* _Problem to solve_:
In the data below, find every line with the string "ylabel" and pull it out.

-- START OF Task data --

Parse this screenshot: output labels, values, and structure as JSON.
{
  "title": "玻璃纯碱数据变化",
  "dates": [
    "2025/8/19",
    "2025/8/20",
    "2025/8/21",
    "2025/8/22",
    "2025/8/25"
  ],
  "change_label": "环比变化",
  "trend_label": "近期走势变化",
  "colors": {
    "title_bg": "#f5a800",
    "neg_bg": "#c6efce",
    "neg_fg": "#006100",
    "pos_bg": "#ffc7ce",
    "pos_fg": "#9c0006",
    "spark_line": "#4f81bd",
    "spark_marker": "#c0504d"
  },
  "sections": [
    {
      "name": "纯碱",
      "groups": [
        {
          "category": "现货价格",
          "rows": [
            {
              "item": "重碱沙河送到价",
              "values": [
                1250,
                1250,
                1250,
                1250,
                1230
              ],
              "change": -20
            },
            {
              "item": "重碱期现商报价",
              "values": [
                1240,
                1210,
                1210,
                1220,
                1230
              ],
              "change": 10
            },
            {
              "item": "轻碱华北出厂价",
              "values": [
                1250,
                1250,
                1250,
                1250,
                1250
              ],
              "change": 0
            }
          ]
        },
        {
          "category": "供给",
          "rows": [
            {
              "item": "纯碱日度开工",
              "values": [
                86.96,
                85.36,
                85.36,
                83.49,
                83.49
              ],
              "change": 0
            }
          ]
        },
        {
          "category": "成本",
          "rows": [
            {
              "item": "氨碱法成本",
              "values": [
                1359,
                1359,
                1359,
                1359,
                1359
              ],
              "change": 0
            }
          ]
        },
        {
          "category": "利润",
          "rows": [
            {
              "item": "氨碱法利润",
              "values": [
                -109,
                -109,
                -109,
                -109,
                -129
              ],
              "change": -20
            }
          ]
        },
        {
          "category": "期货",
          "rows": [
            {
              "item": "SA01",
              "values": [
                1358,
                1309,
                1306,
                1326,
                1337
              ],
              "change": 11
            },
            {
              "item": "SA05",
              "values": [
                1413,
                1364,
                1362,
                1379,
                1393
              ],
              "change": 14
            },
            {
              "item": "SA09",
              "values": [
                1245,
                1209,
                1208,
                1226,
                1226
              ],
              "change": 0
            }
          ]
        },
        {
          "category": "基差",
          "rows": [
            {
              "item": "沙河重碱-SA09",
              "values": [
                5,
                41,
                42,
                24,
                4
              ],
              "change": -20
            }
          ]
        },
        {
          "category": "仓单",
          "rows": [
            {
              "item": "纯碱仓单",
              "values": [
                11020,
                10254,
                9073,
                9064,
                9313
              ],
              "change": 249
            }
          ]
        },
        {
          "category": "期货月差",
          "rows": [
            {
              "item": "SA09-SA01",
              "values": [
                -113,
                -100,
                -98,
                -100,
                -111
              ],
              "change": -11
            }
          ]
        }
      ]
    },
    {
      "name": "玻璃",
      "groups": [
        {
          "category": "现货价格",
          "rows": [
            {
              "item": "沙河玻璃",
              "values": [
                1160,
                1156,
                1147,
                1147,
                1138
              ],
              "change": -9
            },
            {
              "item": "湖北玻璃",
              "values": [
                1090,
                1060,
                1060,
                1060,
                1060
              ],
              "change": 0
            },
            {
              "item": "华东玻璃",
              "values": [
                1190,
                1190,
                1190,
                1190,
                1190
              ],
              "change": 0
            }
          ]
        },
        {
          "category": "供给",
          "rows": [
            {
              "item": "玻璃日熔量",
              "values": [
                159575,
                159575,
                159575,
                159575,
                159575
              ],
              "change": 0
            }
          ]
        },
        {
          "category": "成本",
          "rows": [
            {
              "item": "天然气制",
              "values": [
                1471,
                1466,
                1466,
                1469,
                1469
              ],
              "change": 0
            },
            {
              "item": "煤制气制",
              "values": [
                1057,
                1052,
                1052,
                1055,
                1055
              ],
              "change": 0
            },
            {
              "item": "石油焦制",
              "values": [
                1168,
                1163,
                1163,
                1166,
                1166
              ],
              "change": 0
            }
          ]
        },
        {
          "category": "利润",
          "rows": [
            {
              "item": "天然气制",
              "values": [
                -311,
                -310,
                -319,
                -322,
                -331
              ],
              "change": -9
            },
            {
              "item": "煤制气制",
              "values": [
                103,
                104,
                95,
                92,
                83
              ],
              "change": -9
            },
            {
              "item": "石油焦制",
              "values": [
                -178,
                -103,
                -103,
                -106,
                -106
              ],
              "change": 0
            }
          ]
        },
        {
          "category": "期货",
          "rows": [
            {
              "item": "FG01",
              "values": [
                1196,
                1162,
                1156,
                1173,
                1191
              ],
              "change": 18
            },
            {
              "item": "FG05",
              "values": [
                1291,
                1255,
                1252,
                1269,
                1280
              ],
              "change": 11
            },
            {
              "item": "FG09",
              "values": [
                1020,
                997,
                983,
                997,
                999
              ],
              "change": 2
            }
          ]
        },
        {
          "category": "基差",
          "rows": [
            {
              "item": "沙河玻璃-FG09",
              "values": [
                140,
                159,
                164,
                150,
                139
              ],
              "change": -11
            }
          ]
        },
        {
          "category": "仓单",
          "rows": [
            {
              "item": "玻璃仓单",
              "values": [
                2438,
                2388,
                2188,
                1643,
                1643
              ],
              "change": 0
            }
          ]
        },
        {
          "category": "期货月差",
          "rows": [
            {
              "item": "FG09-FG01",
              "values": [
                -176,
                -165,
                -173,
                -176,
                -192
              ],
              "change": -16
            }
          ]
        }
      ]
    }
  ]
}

-- END OF Task data --
-- START OF Task data --

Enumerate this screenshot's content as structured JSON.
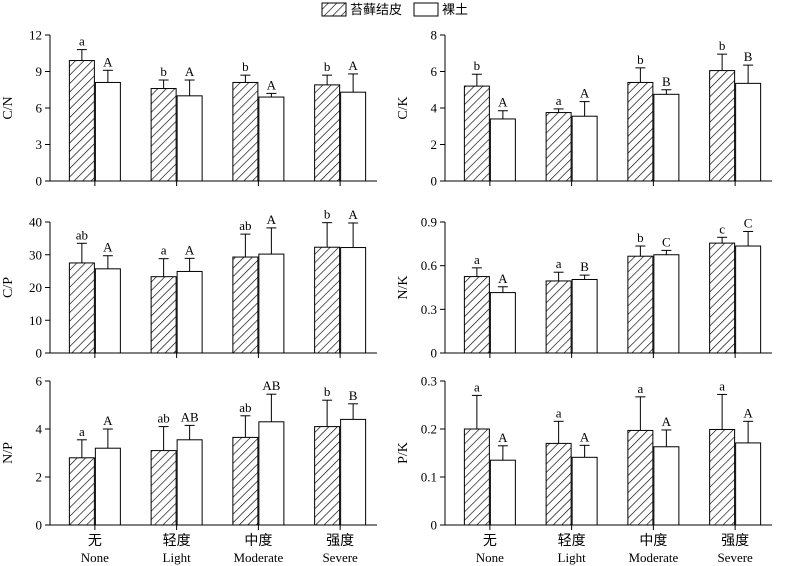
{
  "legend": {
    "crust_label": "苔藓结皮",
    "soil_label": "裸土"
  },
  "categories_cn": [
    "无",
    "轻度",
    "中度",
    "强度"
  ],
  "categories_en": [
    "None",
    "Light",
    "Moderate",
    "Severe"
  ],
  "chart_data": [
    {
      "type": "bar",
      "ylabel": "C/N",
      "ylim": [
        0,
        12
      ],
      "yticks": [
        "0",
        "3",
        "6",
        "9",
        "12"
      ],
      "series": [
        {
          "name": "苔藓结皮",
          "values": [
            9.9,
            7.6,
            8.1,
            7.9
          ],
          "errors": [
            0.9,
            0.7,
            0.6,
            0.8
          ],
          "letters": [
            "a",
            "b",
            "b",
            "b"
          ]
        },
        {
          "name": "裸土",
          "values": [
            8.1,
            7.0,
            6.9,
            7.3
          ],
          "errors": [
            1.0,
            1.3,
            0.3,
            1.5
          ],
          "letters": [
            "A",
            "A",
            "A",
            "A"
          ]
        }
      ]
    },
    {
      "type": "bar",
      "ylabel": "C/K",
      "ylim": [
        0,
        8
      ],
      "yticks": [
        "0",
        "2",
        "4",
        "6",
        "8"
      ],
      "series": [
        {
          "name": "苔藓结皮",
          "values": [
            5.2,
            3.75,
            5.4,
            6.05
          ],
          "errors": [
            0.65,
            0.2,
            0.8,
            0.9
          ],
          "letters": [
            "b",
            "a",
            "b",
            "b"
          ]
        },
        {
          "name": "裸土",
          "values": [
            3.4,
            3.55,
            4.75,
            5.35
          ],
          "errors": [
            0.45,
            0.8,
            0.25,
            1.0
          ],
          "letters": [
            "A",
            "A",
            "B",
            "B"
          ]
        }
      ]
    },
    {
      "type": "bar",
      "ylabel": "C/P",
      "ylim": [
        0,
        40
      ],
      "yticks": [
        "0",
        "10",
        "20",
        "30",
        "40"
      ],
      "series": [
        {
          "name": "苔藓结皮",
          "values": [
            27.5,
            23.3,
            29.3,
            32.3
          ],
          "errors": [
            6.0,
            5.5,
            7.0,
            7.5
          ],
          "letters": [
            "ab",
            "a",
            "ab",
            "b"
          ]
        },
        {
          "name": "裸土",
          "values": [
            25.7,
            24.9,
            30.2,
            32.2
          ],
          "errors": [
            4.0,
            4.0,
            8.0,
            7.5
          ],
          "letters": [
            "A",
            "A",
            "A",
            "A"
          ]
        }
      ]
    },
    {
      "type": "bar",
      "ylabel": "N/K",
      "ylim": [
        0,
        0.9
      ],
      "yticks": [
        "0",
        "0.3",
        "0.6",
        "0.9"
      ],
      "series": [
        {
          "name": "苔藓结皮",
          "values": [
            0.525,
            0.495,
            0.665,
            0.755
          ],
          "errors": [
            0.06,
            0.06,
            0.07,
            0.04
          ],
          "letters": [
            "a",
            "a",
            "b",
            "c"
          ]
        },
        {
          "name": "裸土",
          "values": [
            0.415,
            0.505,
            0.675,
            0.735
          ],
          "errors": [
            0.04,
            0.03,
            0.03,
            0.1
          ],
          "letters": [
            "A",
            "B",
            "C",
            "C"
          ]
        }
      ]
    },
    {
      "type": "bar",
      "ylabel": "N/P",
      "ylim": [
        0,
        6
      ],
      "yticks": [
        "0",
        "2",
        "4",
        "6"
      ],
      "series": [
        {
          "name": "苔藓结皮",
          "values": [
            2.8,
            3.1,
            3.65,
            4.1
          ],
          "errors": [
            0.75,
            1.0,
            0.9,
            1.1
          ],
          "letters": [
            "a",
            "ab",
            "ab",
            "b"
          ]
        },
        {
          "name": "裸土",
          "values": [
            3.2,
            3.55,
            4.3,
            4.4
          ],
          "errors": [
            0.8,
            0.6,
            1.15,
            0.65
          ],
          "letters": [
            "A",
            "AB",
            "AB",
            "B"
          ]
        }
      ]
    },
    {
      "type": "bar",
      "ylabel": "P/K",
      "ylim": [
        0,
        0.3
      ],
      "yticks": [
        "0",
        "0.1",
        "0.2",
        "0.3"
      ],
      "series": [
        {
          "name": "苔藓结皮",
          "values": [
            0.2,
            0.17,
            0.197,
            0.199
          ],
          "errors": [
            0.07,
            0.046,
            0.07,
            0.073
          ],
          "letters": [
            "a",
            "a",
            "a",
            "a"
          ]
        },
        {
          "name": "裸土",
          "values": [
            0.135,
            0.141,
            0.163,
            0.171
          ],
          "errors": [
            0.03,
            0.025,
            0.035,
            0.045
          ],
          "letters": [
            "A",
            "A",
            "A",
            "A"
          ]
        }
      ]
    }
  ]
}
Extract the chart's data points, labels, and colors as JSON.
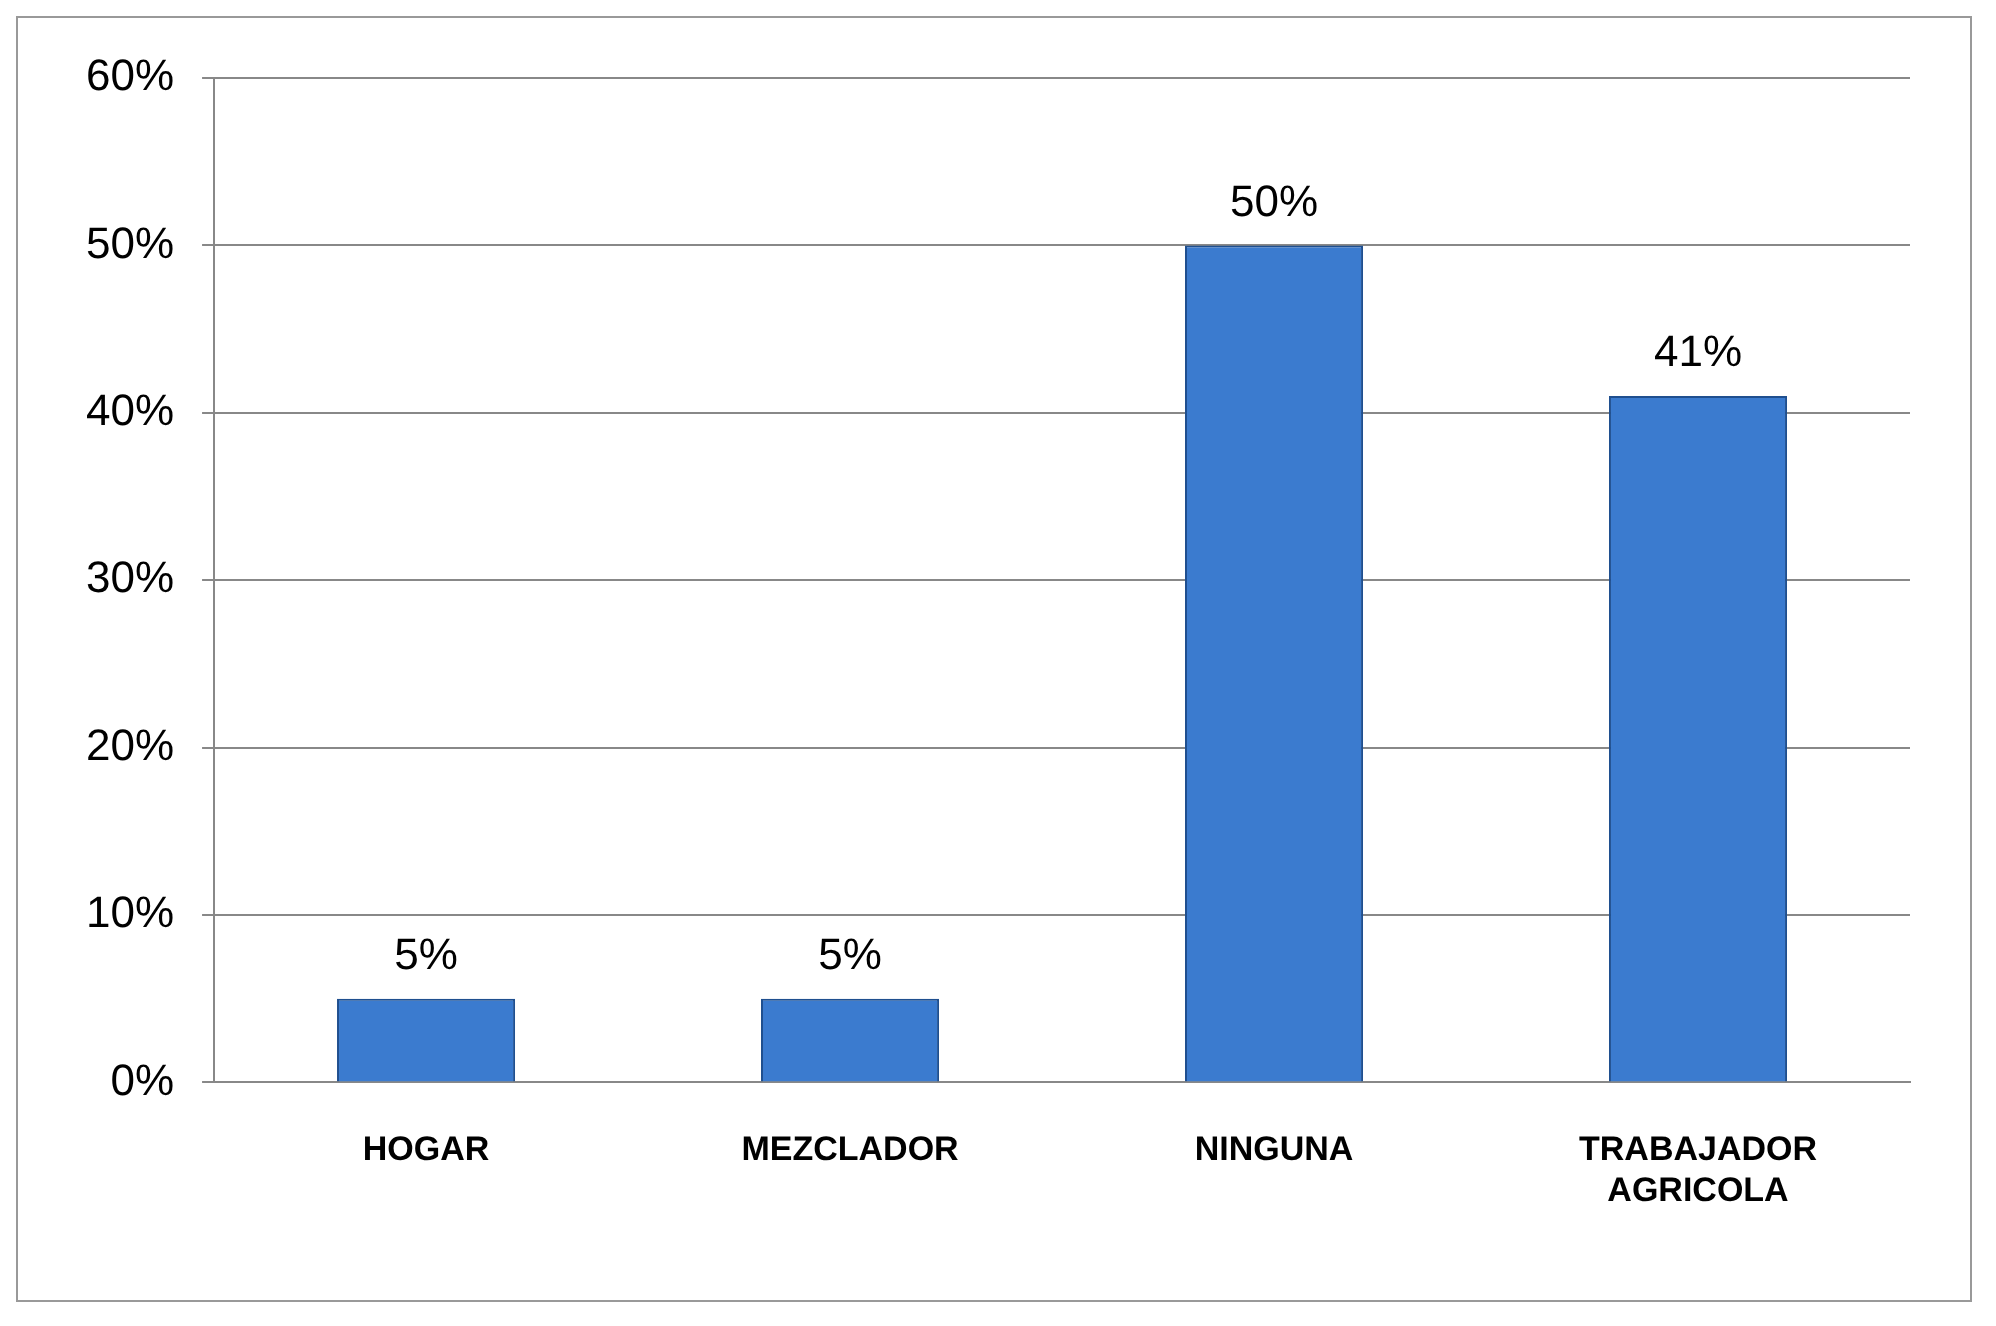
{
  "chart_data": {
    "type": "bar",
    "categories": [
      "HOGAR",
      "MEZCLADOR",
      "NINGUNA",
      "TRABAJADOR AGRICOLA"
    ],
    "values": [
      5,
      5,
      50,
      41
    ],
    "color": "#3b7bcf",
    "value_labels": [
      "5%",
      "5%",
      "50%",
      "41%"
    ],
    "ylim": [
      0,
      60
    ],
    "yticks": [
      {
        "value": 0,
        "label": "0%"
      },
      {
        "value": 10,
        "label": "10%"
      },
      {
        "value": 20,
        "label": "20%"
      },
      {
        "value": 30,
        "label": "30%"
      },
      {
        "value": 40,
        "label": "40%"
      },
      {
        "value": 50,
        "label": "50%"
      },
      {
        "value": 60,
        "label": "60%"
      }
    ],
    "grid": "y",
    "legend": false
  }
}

-- END OF Task data --

* _Response to this exercise_:
      "ylabel": "C/N",
      "ylabel": "C/K",
      "ylabel": "C/P",
      "ylabel": "N/K",
      "ylabel": "N/P",
      "ylabel": "P/K",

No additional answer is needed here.